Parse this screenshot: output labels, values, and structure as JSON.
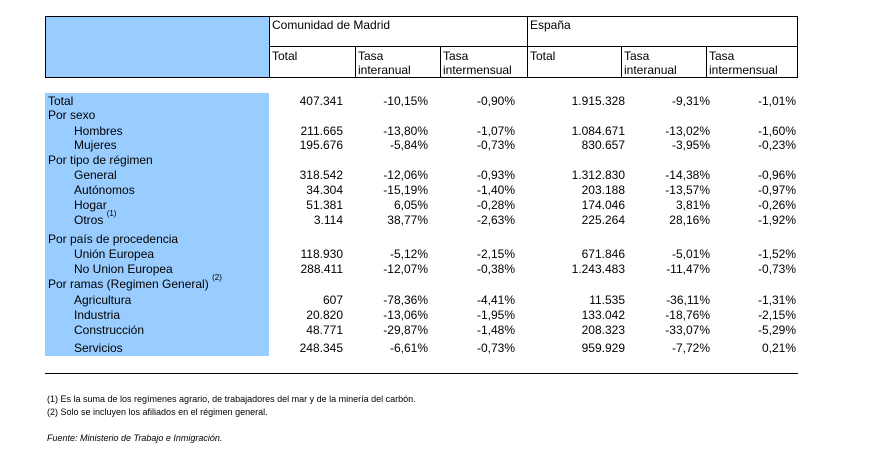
{
  "header": {
    "region_madrid": "Comunidad de Madrid",
    "region_spain": "España",
    "col_total": "Total",
    "col_tasa": "Tasa",
    "col_interanual": "interanual",
    "col_intermensual": "intermensual"
  },
  "rows": [
    {
      "label": "Total",
      "indent": false,
      "v": [
        "407.341",
        "-10,15%",
        "-0,90%",
        "1.915.328",
        "-9,31%",
        "-1,01%"
      ]
    },
    {
      "label": "Por sexo",
      "indent": false,
      "v": [
        "",
        "",
        "",
        "",
        "",
        ""
      ]
    },
    {
      "label": "Hombres",
      "indent": true,
      "v": [
        "211.665",
        "-13,80%",
        "-1,07%",
        "1.084.671",
        "-13,02%",
        "-1,60%"
      ]
    },
    {
      "label": "Mujeres",
      "indent": true,
      "v": [
        "195.676",
        "-5,84%",
        "-0,73%",
        "830.657",
        "-3,95%",
        "-0,23%"
      ]
    },
    {
      "label": "Por tipo de régimen",
      "indent": false,
      "v": [
        "",
        "",
        "",
        "",
        "",
        ""
      ]
    },
    {
      "label": "General",
      "indent": true,
      "v": [
        "318.542",
        "-12,06%",
        "-0,93%",
        "1.312.830",
        "-14,38%",
        "-0,96%"
      ]
    },
    {
      "label": "Autónomos",
      "indent": true,
      "v": [
        "34.304",
        "-15,19%",
        "-1,40%",
        "203.188",
        "-13,57%",
        "-0,97%"
      ]
    },
    {
      "label": "Hogar",
      "indent": true,
      "v": [
        "51.381",
        "6,05%",
        "-0,28%",
        "174.046",
        "3,81%",
        "-0,26%"
      ]
    },
    {
      "label": "Otros",
      "sup": "(1)",
      "indent": true,
      "v": [
        "3.114",
        "38,77%",
        "-2,63%",
        "225.264",
        "28,16%",
        "-1,92%"
      ]
    },
    {
      "label": "Por país de procedencia",
      "indent": false,
      "v": [
        "",
        "",
        "",
        "",
        "",
        ""
      ]
    },
    {
      "label": "Unión Europea",
      "indent": true,
      "v": [
        "118.930",
        "-5,12%",
        "-2,15%",
        "671.846",
        "-5,01%",
        "-1,52%"
      ]
    },
    {
      "label": "No Union Europea",
      "indent": true,
      "v": [
        "288.411",
        "-12,07%",
        "-0,38%",
        "1.243.483",
        "-11,47%",
        "-0,73%"
      ]
    },
    {
      "label": "Por ramas (Regimen General)",
      "sup": "(2)",
      "indent": false,
      "v": [
        "",
        "",
        "",
        "",
        "",
        ""
      ]
    },
    {
      "label": "Agricultura",
      "indent": true,
      "v": [
        "607",
        "-78,36%",
        "-4,41%",
        "11.535",
        "-36,11%",
        "-1,31%"
      ]
    },
    {
      "label": "Industria",
      "indent": true,
      "v": [
        "20.820",
        "-13,06%",
        "-1,95%",
        "133.042",
        "-18,76%",
        "-2,15%"
      ]
    },
    {
      "label": "Construcción",
      "indent": true,
      "v": [
        "48.771",
        "-29,87%",
        "-1,48%",
        "208.323",
        "-33,07%",
        "-5,29%"
      ]
    },
    {
      "label": "Servicios",
      "indent": true,
      "v": [
        "248.345",
        "-6,61%",
        "-0,73%",
        "959.929",
        "-7,72%",
        "0,21%"
      ]
    }
  ],
  "notes": {
    "note1": "(1) Es la suma de los regímenes  agrario, de trabajadores del mar y de la minería del carbón.",
    "note2": "(2) Solo se incluyen los afiliados en el régimen general.",
    "source": "Fuente: Ministerio de Trabajo e Inmigración."
  }
}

▶ Task requirements: Search the data above for lines holding "régimen" and copy each of them.

▶ Output for this task:
      "label": "Por tipo de régimen",
    "note2": "(2) Solo se incluyen los afiliados en el régimen general.",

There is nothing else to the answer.